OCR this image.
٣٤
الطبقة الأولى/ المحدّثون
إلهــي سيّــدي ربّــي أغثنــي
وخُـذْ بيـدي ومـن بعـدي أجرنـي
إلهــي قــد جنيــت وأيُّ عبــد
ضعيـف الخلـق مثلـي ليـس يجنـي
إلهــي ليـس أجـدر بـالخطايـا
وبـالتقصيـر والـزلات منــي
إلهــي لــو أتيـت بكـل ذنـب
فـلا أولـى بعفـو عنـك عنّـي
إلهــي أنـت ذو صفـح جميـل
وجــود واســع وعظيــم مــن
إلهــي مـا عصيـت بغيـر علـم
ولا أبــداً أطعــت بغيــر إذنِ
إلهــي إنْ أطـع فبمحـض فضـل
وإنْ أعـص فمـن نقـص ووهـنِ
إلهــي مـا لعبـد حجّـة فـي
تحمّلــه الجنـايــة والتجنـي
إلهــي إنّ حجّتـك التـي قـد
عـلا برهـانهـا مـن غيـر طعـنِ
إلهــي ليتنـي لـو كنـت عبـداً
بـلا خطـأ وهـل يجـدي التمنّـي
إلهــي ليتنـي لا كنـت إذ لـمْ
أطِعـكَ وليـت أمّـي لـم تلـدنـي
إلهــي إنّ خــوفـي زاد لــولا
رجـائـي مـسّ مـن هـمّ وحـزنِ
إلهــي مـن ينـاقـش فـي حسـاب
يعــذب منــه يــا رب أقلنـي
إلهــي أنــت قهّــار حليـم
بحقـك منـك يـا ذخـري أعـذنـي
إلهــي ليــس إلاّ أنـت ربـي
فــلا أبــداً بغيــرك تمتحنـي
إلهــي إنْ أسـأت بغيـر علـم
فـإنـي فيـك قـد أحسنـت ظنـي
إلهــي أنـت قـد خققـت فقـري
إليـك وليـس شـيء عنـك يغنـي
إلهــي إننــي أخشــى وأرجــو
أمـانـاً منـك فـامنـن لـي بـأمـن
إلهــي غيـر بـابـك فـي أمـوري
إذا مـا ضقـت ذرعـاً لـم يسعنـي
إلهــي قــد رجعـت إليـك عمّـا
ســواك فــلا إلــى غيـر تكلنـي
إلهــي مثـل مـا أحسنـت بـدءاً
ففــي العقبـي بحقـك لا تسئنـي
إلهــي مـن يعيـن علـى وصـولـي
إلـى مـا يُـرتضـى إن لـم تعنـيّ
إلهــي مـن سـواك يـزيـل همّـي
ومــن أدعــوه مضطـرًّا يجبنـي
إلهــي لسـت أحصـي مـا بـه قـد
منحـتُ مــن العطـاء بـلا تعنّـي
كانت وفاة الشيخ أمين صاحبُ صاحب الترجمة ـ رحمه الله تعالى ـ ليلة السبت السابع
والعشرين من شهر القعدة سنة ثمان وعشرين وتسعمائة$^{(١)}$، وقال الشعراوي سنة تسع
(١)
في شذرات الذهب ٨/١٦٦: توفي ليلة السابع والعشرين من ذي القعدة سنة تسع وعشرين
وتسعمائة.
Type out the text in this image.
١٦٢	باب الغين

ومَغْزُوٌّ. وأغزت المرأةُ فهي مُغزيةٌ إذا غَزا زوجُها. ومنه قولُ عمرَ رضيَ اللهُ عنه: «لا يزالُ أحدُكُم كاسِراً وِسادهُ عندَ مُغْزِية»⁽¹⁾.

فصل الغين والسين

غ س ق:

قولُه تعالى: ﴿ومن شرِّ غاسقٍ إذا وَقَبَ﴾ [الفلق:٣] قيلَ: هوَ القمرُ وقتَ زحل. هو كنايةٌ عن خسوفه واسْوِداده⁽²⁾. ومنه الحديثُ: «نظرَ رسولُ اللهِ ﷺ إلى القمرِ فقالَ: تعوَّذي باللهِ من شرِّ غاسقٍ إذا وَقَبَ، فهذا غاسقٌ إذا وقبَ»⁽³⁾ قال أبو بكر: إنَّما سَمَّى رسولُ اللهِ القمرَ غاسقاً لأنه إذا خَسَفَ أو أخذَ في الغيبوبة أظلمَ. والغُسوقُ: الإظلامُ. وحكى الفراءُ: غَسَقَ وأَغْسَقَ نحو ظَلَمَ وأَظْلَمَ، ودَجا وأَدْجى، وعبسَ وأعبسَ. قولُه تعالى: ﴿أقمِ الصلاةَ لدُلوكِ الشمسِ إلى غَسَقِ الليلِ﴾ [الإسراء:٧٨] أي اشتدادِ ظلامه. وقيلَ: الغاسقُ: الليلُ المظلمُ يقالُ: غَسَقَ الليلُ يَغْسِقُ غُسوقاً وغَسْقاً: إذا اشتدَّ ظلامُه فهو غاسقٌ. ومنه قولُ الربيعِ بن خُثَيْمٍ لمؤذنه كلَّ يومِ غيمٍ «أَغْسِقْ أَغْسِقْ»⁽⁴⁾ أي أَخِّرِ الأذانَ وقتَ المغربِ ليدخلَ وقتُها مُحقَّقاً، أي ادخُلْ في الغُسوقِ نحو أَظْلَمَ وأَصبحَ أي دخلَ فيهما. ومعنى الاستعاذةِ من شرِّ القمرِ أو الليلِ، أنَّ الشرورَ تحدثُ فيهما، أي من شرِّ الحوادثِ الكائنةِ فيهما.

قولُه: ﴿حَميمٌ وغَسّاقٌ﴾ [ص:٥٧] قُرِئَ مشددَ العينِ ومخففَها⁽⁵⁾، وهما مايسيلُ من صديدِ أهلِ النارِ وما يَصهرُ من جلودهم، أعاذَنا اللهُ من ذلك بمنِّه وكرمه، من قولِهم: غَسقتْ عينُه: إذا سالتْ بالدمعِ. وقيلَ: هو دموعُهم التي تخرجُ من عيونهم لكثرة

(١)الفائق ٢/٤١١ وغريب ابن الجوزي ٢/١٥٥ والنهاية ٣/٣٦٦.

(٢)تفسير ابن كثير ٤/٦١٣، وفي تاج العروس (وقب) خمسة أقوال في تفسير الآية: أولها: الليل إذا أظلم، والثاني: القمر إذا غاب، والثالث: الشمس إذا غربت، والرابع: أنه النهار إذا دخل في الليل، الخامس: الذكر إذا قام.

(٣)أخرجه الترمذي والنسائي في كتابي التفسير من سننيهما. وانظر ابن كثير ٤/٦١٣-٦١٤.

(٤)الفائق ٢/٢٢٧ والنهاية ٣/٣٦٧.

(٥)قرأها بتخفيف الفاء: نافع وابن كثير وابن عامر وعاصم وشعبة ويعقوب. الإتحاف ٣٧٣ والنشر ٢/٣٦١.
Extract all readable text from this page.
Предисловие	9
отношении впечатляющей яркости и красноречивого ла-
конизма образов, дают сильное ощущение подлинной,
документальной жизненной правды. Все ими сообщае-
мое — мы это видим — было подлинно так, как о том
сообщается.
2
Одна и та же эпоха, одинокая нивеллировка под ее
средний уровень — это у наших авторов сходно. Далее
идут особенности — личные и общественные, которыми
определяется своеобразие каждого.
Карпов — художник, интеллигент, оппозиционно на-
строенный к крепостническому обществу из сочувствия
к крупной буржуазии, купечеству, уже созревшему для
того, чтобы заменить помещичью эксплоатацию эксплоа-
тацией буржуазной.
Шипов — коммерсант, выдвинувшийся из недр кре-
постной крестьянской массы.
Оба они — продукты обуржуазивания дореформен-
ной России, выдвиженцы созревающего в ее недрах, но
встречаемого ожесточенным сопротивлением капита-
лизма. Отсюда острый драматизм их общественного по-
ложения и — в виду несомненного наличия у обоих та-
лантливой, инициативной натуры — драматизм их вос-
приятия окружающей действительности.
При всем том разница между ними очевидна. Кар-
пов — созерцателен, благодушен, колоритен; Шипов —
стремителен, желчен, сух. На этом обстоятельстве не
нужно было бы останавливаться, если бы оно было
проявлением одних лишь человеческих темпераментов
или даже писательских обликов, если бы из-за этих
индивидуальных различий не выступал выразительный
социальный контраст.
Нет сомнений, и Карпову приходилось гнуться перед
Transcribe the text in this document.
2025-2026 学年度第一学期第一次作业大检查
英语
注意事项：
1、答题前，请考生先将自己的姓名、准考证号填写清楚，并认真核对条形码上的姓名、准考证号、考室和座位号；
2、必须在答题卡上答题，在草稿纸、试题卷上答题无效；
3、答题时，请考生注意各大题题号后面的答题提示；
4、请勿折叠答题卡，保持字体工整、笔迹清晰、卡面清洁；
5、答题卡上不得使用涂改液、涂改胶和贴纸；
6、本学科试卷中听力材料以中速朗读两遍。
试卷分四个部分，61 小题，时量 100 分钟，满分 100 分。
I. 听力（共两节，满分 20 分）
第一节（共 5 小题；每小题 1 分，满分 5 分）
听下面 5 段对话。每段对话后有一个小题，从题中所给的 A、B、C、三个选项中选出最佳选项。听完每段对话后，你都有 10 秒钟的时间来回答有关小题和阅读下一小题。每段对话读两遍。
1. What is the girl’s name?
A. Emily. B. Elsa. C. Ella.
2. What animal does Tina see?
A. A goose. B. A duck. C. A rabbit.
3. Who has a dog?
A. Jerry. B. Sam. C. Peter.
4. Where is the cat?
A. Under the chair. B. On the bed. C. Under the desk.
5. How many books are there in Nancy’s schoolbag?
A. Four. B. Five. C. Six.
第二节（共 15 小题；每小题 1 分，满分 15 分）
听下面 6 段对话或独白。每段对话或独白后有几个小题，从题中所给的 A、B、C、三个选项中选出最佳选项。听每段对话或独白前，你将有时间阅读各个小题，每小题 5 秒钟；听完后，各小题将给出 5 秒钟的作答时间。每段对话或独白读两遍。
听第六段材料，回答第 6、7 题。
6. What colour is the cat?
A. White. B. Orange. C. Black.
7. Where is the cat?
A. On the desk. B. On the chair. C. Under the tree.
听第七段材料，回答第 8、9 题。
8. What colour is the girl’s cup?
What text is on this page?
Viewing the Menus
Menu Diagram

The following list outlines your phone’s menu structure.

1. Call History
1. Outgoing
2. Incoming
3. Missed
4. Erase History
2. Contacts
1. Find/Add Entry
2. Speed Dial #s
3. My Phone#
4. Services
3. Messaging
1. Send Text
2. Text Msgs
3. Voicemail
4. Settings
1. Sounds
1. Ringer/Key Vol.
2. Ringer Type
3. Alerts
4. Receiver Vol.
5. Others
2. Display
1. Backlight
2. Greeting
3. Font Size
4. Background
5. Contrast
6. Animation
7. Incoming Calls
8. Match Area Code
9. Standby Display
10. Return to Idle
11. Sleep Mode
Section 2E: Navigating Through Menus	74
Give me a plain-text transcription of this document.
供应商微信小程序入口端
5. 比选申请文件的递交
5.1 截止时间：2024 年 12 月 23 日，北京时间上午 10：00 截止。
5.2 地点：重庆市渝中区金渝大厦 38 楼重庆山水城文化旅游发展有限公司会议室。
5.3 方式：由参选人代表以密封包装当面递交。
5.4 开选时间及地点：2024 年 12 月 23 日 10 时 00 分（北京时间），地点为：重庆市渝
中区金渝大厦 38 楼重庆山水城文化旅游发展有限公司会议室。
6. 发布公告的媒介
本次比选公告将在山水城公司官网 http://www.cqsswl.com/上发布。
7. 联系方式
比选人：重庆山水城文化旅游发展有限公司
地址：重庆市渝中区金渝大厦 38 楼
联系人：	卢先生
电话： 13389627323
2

• • • • •

Give the number of lines in the listing above that contain "بحقـك", and nothing else.

> ANSWER TO THE EXERCISE
2